Items listed in a dataset
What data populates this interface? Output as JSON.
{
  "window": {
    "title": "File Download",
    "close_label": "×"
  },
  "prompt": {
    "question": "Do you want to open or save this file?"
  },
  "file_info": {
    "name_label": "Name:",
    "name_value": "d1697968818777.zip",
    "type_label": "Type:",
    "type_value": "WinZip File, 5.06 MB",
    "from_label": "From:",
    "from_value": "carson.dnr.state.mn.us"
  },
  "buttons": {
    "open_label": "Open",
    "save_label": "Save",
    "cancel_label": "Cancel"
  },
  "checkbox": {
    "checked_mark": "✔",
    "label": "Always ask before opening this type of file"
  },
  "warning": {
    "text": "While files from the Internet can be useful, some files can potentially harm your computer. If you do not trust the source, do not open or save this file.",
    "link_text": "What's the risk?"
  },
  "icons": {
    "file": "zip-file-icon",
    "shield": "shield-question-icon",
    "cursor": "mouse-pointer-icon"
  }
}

» **Your objective**
Make an exact copy of every line in the data.

» **Full response**
What data populates this interface? Output as JSON.
{
  "window": {
    "title": "File Download",
    "close_label": "×"
  },
  "prompt": {
    "question": "Do you want to open or save this file?"
  },
  "file_info": {
    "name_label": "Name:",
    "name_value": "d1697968818777.zip",
    "type_label": "Type:",
    "type_value": "WinZip File, 5.06 MB",
    "from_label": "From:",
    "from_value": "carson.dnr.state.mn.us"
  },
  "buttons": {
    "open_label": "Open",
    "save_label": "Save",
    "cancel_label": "Cancel"
  },
  "checkbox": {
    "checked_mark": "✔",
    "label": "Always ask before opening this type of file"
  },
  "warning": {
    "text": "While files from the Internet can be useful, some files can potentially harm your computer. If you do not trust the source, do not open or save this file.",
    "link_text": "What's the risk?"
  },
  "icons": {
    "file": "zip-file-icon",
    "shield": "shield-question-icon",
    "cursor": "mouse-pointer-icon"
  }
}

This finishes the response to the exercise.